== WHAT IS ASKED ==
Reproduce all of the data below without alteration; exclude every picture.

== SUPPLIED INFORMATION ==

------------------------------------------------

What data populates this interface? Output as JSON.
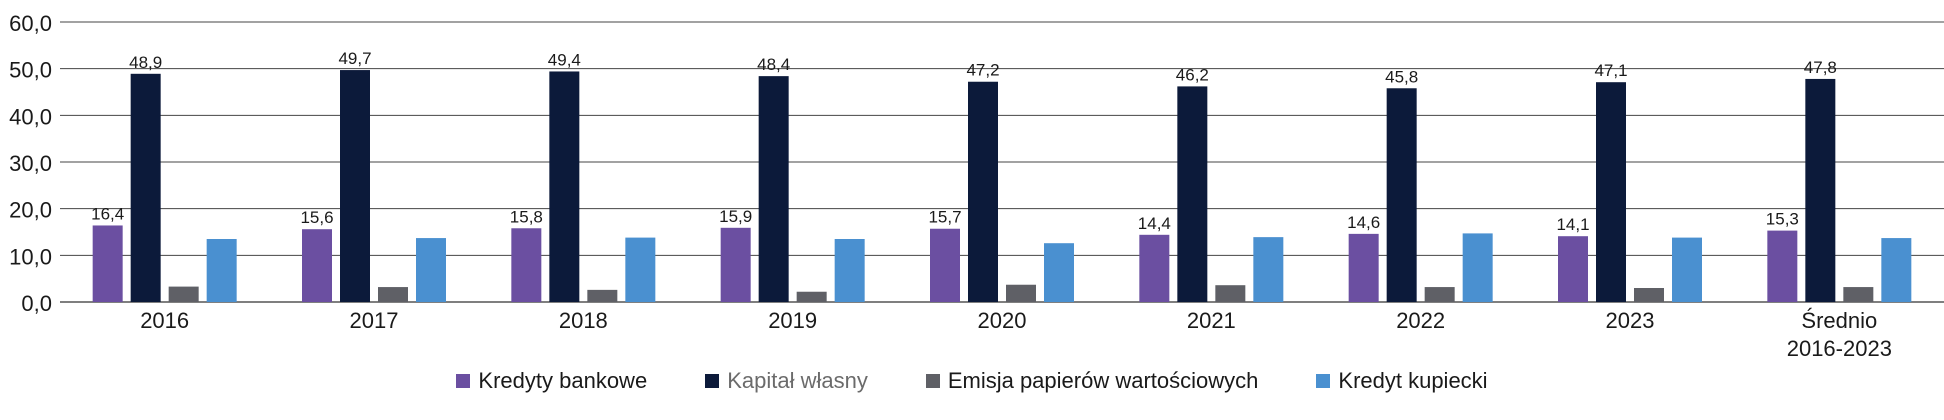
{
  "chart_data": {
    "type": "bar",
    "categories": [
      "2016",
      "2017",
      "2018",
      "2019",
      "2020",
      "2021",
      "2022",
      "2023",
      "Średnio\n2016-2023"
    ],
    "series": [
      {
        "name": "Kredyty bankowe",
        "color": "#6b4fa1",
        "values": [
          16.4,
          15.6,
          15.8,
          15.9,
          15.7,
          14.4,
          14.6,
          14.1,
          15.3
        ],
        "labels": [
          "16,4",
          "15,6",
          "15,8",
          "15,9",
          "15,7",
          "14,4",
          "14,6",
          "14,1",
          "15,3"
        ]
      },
      {
        "name": "Kapitał własny",
        "color": "#0c1a3a",
        "values": [
          48.9,
          49.7,
          49.4,
          48.4,
          47.2,
          46.2,
          45.8,
          47.1,
          47.8
        ],
        "labels": [
          "48,9",
          "49,7",
          "49,4",
          "48,4",
          "47,2",
          "46,2",
          "45,8",
          "47,1",
          "47,8"
        ]
      },
      {
        "name": "Emisja papierów wartościowych",
        "color": "#5f6066",
        "values": [
          3.3,
          3.2,
          2.6,
          2.2,
          3.7,
          3.6,
          3.2,
          3.0,
          3.2
        ]
      },
      {
        "name": "Kredyt kupiecki",
        "color": "#4a90d0",
        "values": [
          13.5,
          13.7,
          13.8,
          13.5,
          12.6,
          13.9,
          14.7,
          13.8,
          13.7
        ]
      }
    ],
    "ylim": [
      0,
      60
    ],
    "yticks": [
      0,
      10,
      20,
      30,
      40,
      50,
      60
    ],
    "ytick_labels": [
      "0,0",
      "10,0",
      "20,0",
      "30,0",
      "40,0",
      "50,0",
      "60,0"
    ],
    "grid": true,
    "legend_position": "bottom"
  }
}
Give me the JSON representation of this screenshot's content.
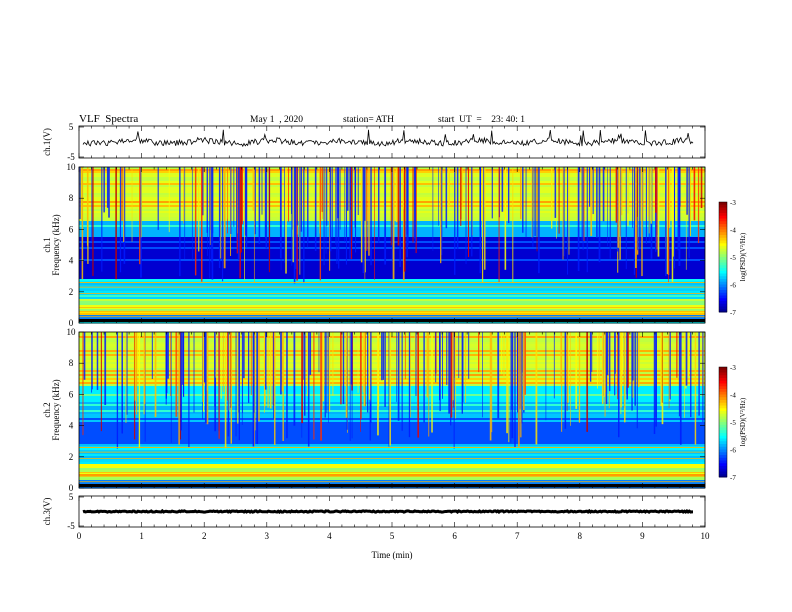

------------------------------------------------

== RESPONSE BELOW ==
What data populates this interface? Output as JSON.
{
  "chart_data": {
    "type": "bar",
    "categories": [
      "2016",
      "2017",
      "2018",
      "2019",
      "2020",
      "2021",
      "2022",
      "2023",
      "Średnio\n2016-2023"
    ],
    "series": [
      {
        "name": "Kredyty bankowe",
        "color": "#6b4fa1",
        "values": [
          16.4,
          15.6,
          15.8,
          15.9,
          15.7,
          14.4,
          14.6,
          14.1,
          15.3
        ],
        "labels": [
          "16,4",
          "15,6",
          "15,8",
          "15,9",
          "15,7",
          "14,4",
          "14,6",
          "14,1",
          "15,3"
        ]
      },
      {
        "name": "Kapitał własny",
        "color": "#0c1a3a",
        "values": [
          48.9,
          49.7,
          49.4,
          48.4,
          47.2,
          46.2,
          45.8,
          47.1,
          47.8
        ],
        "labels": [
          "48,9",
          "49,7",
          "49,4",
          "48,4",
          "47,2",
          "46,2",
          "45,8",
          "47,1",
          "47,8"
        ]
      },
      {
        "name": "Emisja papierów wartościowych",
        "color": "#5f6066",
        "values": [
          3.3,
          3.2,
          2.6,
          2.2,
          3.7,
          3.6,
          3.2,
          3.0,
          3.2
        ]
      },
      {
        "name": "Kredyt kupiecki",
        "color": "#4a90d0",
        "values": [
          13.5,
          13.7,
          13.8,
          13.5,
          12.6,
          13.9,
          14.7,
          13.8,
          13.7
        ]
      }
    ],
    "ylim": [
      0,
      60
    ],
    "yticks": [
      0,
      10,
      20,
      30,
      40,
      50,
      60
    ],
    "ytick_labels": [
      "0,0",
      "10,0",
      "20,0",
      "30,0",
      "40,0",
      "50,0",
      "60,0"
    ],
    "grid": true,
    "legend_position": "bottom"
  }
}
Give me the JSON representation of this screenshot's content.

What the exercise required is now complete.